Aim of the task.
Pull out each line in the records that contains the string "circle", and copy those lines. Case counts.

Box annotation data
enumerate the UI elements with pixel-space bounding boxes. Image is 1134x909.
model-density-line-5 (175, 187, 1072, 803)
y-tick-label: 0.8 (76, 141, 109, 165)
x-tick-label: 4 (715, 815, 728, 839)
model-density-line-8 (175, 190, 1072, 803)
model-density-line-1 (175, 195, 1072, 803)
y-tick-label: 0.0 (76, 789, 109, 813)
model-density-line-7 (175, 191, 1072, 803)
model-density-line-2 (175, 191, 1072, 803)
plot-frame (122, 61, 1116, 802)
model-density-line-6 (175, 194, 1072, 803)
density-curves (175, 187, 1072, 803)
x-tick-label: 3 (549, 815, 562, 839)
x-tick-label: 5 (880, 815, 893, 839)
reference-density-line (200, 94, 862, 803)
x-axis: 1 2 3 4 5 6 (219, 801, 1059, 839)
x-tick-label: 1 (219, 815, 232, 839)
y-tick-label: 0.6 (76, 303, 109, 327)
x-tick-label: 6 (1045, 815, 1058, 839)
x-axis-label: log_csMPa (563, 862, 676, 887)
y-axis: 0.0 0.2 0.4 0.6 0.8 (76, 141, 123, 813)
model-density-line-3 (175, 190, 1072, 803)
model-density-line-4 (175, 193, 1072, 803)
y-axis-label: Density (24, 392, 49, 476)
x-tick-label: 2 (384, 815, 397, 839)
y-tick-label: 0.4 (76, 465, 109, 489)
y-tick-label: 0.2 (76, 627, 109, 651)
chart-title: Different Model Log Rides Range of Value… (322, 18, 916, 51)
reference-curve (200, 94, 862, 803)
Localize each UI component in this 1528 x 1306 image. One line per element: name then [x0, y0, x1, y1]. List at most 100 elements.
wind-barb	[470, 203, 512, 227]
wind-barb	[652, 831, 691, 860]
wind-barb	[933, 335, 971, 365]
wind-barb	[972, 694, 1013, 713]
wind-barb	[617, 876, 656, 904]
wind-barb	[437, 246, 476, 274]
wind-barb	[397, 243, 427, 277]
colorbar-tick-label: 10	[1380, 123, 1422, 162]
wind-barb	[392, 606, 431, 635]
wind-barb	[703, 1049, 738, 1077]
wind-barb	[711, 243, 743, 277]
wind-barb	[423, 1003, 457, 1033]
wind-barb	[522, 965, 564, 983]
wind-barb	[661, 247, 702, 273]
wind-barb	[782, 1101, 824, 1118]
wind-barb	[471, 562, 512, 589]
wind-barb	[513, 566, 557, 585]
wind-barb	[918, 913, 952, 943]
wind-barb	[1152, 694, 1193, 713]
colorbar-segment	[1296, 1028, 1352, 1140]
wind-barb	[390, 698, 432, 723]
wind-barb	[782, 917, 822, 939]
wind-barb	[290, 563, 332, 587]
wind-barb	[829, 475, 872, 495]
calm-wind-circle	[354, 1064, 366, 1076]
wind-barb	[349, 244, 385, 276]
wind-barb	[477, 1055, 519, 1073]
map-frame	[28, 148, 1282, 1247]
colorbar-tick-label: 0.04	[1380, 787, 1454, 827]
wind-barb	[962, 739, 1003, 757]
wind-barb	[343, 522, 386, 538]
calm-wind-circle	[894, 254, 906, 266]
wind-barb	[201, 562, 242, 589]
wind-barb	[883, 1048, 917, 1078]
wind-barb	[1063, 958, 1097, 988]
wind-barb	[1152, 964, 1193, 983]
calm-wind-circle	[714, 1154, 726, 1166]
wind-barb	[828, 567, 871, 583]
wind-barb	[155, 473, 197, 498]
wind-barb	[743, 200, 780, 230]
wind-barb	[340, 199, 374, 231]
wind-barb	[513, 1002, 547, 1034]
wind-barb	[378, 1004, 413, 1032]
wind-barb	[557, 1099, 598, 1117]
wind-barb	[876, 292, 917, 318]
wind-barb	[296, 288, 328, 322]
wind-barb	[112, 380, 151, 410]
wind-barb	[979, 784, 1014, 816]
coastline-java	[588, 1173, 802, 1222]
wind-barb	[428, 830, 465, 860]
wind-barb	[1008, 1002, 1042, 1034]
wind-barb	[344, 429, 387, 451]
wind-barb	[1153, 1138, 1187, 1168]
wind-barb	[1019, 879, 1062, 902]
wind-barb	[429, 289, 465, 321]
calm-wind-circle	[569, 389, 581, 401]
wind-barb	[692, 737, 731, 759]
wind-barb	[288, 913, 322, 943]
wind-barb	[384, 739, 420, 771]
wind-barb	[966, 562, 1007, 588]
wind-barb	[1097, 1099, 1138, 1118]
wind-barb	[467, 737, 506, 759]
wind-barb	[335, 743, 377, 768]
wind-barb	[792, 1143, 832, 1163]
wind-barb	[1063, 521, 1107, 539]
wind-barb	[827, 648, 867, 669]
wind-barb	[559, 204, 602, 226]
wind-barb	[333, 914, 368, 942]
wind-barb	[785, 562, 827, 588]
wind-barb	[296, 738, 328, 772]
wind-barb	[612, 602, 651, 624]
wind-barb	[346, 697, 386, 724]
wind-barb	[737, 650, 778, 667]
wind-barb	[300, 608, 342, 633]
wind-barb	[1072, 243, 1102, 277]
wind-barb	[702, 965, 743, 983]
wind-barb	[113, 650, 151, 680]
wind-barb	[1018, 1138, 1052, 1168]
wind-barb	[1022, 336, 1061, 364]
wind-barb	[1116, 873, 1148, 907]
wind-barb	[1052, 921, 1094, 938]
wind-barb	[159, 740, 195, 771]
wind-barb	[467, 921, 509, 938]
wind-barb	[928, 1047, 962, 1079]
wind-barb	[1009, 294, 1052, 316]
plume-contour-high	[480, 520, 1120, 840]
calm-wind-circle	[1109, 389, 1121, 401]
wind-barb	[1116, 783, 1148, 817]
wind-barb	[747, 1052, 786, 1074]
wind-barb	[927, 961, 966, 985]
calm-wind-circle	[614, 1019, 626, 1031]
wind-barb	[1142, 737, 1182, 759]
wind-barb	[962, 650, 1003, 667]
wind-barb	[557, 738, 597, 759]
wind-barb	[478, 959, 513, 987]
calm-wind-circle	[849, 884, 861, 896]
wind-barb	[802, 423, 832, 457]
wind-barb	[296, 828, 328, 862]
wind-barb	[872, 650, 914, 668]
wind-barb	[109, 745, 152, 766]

Written reply.
calm-wind-circle	[354, 1064, 366, 1076]
calm-wind-circle	[894, 254, 906, 266]
calm-wind-circle	[714, 1154, 726, 1166]
calm-wind-circle	[569, 389, 581, 401]
calm-wind-circle	[1109, 389, 1121, 401]
calm-wind-circle	[614, 1019, 626, 1031]
calm-wind-circle	[849, 884, 861, 896]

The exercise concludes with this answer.